Stated problem:
Look through the material and copy each line holding "teaches".

The records:
● ● ● ●

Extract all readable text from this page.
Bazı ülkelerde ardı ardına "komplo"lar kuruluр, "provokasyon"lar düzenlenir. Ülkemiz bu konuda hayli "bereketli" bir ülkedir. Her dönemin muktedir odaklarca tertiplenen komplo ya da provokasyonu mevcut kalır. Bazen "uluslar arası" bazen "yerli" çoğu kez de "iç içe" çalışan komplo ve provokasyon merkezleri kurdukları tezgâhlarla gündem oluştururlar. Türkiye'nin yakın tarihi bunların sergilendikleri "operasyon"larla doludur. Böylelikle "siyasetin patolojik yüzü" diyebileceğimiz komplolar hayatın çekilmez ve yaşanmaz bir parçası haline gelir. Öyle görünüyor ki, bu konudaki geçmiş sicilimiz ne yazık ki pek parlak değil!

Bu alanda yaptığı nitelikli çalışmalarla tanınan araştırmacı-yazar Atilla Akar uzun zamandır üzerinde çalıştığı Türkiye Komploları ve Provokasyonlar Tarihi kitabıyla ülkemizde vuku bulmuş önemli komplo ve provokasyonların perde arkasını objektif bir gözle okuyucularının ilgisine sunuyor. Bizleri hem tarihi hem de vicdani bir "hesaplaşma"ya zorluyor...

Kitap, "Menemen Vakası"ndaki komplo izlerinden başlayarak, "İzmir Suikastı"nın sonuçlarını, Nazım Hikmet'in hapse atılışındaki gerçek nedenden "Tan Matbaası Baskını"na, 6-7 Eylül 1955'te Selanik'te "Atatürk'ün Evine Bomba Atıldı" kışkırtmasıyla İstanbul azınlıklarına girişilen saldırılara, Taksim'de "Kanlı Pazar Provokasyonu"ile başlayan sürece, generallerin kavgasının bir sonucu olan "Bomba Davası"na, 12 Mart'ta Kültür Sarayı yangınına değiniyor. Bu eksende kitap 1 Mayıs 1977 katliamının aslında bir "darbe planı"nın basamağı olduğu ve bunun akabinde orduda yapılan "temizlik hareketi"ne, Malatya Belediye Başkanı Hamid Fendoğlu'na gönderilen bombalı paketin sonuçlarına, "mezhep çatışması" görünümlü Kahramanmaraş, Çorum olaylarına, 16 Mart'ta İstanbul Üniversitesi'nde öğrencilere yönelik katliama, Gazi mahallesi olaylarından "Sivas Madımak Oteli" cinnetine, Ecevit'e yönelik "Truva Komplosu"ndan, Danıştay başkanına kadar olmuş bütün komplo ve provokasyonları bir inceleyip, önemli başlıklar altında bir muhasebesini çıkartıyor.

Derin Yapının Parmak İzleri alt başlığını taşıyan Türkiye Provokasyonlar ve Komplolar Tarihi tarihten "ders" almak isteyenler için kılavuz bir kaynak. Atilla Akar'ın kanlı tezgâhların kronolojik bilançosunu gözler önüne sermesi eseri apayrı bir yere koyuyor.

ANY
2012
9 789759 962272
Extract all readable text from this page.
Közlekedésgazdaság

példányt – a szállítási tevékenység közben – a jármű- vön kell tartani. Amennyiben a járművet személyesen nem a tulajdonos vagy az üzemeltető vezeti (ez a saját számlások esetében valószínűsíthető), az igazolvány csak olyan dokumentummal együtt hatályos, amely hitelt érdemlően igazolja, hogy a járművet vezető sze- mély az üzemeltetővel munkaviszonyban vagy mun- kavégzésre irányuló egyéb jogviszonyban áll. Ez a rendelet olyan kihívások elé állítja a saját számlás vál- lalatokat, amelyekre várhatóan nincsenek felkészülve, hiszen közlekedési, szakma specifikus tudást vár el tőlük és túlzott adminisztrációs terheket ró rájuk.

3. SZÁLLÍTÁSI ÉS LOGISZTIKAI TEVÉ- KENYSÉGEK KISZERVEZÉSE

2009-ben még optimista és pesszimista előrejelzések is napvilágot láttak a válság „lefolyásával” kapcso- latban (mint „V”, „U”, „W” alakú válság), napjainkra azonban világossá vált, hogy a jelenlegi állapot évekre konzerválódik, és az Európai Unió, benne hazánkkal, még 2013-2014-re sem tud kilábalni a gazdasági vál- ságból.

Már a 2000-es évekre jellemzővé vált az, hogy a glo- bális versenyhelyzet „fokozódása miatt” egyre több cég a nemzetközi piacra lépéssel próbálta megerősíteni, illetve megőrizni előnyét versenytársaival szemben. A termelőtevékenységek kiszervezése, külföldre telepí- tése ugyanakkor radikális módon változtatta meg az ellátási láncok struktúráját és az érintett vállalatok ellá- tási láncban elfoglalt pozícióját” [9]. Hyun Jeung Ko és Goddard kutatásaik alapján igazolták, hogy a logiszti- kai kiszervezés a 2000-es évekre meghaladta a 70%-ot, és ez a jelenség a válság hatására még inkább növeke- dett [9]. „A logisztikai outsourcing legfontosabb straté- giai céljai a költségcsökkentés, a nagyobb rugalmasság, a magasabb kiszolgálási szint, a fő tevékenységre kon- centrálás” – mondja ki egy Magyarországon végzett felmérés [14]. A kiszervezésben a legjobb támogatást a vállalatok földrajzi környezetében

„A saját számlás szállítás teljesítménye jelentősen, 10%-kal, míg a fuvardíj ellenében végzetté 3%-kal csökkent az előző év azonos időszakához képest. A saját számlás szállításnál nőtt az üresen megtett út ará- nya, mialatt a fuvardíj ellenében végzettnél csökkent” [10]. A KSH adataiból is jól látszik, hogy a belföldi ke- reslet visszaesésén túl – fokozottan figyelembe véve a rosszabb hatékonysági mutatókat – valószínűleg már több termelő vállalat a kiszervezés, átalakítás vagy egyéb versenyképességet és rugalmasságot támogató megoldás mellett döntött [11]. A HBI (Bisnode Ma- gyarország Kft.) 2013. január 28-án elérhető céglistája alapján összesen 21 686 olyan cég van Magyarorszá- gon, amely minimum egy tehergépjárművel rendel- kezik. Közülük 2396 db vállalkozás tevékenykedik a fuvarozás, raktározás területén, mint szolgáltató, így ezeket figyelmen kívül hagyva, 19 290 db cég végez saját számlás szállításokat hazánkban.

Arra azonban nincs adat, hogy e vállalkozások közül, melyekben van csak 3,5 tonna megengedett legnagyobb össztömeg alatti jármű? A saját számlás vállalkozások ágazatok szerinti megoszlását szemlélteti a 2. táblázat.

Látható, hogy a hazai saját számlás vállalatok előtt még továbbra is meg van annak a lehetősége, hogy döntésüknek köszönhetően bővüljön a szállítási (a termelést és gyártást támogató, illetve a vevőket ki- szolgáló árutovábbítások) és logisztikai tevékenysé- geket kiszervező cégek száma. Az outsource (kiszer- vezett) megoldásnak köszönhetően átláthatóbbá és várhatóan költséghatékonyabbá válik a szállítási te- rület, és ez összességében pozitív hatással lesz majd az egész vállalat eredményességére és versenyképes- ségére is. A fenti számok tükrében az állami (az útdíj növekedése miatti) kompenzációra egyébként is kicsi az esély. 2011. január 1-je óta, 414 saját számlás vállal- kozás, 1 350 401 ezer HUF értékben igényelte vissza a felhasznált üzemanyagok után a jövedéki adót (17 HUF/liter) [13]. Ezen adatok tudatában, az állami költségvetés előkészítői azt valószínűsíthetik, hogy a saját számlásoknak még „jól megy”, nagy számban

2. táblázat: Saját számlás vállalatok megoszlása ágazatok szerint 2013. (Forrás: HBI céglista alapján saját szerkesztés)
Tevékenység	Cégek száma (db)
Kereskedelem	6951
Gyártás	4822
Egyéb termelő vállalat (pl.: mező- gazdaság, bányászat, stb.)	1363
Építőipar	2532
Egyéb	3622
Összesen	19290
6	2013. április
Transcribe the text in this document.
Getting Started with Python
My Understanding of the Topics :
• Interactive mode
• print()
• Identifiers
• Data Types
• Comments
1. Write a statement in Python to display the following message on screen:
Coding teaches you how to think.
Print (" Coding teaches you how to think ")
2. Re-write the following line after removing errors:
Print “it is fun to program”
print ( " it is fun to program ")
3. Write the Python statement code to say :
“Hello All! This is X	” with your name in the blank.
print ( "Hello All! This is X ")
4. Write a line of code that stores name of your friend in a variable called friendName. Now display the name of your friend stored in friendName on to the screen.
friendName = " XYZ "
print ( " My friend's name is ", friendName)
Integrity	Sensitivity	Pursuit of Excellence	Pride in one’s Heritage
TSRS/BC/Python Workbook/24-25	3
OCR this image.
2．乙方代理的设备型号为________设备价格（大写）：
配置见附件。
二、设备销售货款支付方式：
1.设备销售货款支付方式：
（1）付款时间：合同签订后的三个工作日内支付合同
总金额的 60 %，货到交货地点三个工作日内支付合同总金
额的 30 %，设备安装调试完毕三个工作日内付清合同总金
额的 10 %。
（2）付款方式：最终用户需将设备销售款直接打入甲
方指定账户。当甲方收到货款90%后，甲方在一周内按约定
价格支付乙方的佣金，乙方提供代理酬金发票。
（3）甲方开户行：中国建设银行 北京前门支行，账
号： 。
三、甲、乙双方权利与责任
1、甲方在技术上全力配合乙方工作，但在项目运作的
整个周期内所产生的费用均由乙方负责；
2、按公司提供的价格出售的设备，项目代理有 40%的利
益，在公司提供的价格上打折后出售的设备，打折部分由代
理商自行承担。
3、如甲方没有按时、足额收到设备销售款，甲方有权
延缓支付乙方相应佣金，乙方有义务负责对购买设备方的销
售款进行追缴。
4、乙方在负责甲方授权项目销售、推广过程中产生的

● ● ● ●

Exercise output:
Coding teaches you how to think.
Print (" Coding teaches you how to think ")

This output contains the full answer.